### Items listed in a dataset
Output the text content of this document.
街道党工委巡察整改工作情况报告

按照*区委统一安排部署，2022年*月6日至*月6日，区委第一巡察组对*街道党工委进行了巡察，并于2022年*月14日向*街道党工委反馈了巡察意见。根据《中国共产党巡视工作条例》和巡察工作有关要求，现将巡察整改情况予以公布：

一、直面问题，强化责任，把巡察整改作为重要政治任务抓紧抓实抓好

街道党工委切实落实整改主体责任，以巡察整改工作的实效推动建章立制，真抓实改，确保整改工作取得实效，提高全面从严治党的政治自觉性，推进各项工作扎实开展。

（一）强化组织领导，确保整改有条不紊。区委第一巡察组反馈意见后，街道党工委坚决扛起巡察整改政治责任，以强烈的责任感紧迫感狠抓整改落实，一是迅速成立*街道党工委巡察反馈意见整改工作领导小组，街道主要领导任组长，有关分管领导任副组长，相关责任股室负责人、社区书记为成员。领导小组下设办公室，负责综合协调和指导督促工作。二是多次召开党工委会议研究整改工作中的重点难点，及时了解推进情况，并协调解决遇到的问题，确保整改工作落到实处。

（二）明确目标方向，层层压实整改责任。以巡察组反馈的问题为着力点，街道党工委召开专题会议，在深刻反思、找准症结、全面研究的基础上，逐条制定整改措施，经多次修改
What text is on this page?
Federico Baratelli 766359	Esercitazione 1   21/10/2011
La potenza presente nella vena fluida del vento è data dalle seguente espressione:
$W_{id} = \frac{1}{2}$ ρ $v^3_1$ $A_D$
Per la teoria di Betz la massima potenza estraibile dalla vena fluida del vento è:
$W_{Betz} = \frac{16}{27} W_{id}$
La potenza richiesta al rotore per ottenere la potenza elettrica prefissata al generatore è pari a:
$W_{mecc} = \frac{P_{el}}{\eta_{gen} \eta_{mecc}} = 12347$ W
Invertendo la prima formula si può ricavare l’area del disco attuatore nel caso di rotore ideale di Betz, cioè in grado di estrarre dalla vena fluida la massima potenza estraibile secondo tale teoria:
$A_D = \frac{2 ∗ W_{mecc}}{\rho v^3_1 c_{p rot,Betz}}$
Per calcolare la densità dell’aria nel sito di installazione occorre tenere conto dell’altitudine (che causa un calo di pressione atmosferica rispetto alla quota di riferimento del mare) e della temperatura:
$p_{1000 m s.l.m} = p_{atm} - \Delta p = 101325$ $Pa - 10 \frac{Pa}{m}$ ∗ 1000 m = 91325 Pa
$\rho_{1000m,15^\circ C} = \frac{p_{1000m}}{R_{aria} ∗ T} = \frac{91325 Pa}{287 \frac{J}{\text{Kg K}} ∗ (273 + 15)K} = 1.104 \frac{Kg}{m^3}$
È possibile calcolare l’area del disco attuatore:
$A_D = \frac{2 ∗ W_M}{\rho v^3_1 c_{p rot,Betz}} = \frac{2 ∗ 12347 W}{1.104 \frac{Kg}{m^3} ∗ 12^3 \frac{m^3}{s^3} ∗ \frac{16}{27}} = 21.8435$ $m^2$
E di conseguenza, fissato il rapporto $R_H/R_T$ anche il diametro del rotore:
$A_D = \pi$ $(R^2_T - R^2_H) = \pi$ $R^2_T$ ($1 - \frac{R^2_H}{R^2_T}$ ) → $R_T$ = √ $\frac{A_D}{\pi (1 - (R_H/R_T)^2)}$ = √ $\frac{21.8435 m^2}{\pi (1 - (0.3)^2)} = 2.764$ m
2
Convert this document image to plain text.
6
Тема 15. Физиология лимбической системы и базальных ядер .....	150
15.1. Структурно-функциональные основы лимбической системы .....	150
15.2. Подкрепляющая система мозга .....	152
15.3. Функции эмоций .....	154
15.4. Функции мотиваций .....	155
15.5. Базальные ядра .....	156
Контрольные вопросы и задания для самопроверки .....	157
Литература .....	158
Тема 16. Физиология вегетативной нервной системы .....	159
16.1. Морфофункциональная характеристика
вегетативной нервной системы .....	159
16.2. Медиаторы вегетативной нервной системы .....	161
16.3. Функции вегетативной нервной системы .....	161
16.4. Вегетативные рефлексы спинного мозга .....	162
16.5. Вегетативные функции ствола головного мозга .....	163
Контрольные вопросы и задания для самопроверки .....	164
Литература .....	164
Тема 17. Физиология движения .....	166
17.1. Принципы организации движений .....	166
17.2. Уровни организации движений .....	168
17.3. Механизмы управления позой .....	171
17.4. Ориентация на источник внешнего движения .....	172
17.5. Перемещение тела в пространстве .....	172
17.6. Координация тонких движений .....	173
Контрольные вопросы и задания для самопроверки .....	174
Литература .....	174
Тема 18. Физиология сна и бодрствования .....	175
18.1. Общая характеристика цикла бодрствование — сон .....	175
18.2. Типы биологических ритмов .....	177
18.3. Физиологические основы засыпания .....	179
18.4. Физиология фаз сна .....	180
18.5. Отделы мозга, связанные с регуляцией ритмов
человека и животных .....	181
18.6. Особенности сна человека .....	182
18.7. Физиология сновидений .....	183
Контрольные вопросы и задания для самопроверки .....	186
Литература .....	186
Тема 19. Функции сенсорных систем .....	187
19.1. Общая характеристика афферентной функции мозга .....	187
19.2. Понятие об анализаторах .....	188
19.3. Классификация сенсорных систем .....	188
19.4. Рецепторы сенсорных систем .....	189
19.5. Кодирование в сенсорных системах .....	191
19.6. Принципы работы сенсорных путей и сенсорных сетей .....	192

### Task to complete
Go through the entries and repeat each one exactly.

### Response to this task
Output the text content of this document.
街道党工委巡察整改工作情况报告

按照*区委统一安排部署，2022年*月6日至*月6日，区委第一巡察组对*街道党工委进行了巡察，并于2022年*月14日向*街道党工委反馈了巡察意见。根据《中国共产党巡视工作条例》和巡察工作有关要求，现将巡察整改情况予以公布：

一、直面问题，强化责任，把巡察整改作为重要政治任务抓紧抓实抓好

街道党工委切实落实整改主体责任，以巡察整改工作的实效推动建章立制，真抓实改，确保整改工作取得实效，提高全面从严治党的政治自觉性，推进各项工作扎实开展。

（一）强化组织领导，确保整改有条不紊。区委第一巡察组反馈意见后，街道党工委坚决扛起巡察整改政治责任，以强烈的责任感紧迫感狠抓整改落实，一是迅速成立*街道党工委巡察反馈意见整改工作领导小组，街道主要领导任组长，有关分管领导任副组长，相关责任股室负责人、社区书记为成员。领导小组下设办公室，负责综合协调和指导督促工作。二是多次召开党工委会议研究整改工作中的重点难点，及时了解推进情况，并协调解决遇到的问题，确保整改工作落到实处。

（二）明确目标方向，层层压实整改责任。以巡察组反馈的问题为着力点，街道党工委召开专题会议，在深刻反思、找准症结、全面研究的基础上，逐条制定整改措施，经多次修改
What text is on this page?
Federico Baratelli 766359	Esercitazione 1   21/10/2011
La potenza presente nella vena fluida del vento è data dalle seguente espressione:
$W_{id} = \frac{1}{2}$ ρ $v^3_1$ $A_D$
Per la teoria di Betz la massima potenza estraibile dalla vena fluida del vento è:
$W_{Betz} = \frac{16}{27} W_{id}$
La potenza richiesta al rotore per ottenere la potenza elettrica prefissata al generatore è pari a:
$W_{mecc} = \frac{P_{el}}{\eta_{gen} \eta_{mecc}} = 12347$ W
Invertendo la prima formula si può ricavare l’area del disco attuatore nel caso di rotore ideale di Betz, cioè in grado di estrarre dalla vena fluida la massima potenza estraibile secondo tale teoria:
$A_D = \frac{2 ∗ W_{mecc}}{\rho v^3_1 c_{p rot,Betz}}$
Per calcolare la densità dell’aria nel sito di installazione occorre tenere conto dell’altitudine (che causa un calo di pressione atmosferica rispetto alla quota di riferimento del mare) e della temperatura:
$p_{1000 m s.l.m} = p_{atm} - \Delta p = 101325$ $Pa - 10 \frac{Pa}{m}$ ∗ 1000 m = 91325 Pa
$\rho_{1000m,15^\circ C} = \frac{p_{1000m}}{R_{aria} ∗ T} = \frac{91325 Pa}{287 \frac{J}{\text{Kg K}} ∗ (273 + 15)K} = 1.104 \frac{Kg}{m^3}$
È possibile calcolare l’area del disco attuatore:
$A_D = \frac{2 ∗ W_M}{\rho v^3_1 c_{p rot,Betz}} = \frac{2 ∗ 12347 W}{1.104 \frac{Kg}{m^3} ∗ 12^3 \frac{m^3}{s^3} ∗ \frac{16}{27}} = 21.8435$ $m^2$
E di conseguenza, fissato il rapporto $R_H/R_T$ anche il diametro del rotore:
$A_D = \pi$ $(R^2_T - R^2_H) = \pi$ $R^2_T$ ($1 - \frac{R^2_H}{R^2_T}$ ) → $R_T$ = √ $\frac{A_D}{\pi (1 - (R_H/R_T)^2)}$ = √ $\frac{21.8435 m^2}{\pi (1 - (0.3)^2)} = 2.764$ m
2
Convert this document image to plain text.
6
Тема 15. Физиология лимбической системы и базальных ядер .....	150
15.1. Структурно-функциональные основы лимбической системы .....	150
15.2. Подкрепляющая система мозга .....	152
15.3. Функции эмоций .....	154
15.4. Функции мотиваций .....	155
15.5. Базальные ядра .....	156
Контрольные вопросы и задания для самопроверки .....	157
Литература .....	158
Тема 16. Физиология вегетативной нервной системы .....	159
16.1. Морфофункциональная характеристика
вегетативной нервной системы .....	159
16.2. Медиаторы вегетативной нервной системы .....	161
16.3. Функции вегетативной нервной системы .....	161
16.4. Вегетативные рефлексы спинного мозга .....	162
16.5. Вегетативные функции ствола головного мозга .....	163
Контрольные вопросы и задания для самопроверки .....	164
Литература .....	164
Тема 17. Физиология движения .....	166
17.1. Принципы организации движений .....	166
17.2. Уровни организации движений .....	168
17.3. Механизмы управления позой .....	171
17.4. Ориентация на источник внешнего движения .....	172
17.5. Перемещение тела в пространстве .....	172
17.6. Координация тонких движений .....	173
Контрольные вопросы и задания для самопроверки .....	174
Литература .....	174
Тема 18. Физиология сна и бодрствования .....	175
18.1. Общая характеристика цикла бодрствование — сон .....	175
18.2. Типы биологических ритмов .....	177
18.3. Физиологические основы засыпания .....	179
18.4. Физиология фаз сна .....	180
18.5. Отделы мозга, связанные с регуляцией ритмов
человека и животных .....	181
18.6. Особенности сна человека .....	182
18.7. Физиология сновидений .....	183
Контрольные вопросы и задания для самопроверки .....	186
Литература .....	186
Тема 19. Функции сенсорных систем .....	187
19.1. Общая характеристика афферентной функции мозга .....	187
19.2. Понятие об анализаторах .....	188
19.3. Классификация сенсорных систем .....	188
19.4. Рецепторы сенсорных систем .....	189
19.5. Кодирование в сенсорных системах .....	191
19.6. Принципы работы сенсорных путей и сенсорных сетей .....	192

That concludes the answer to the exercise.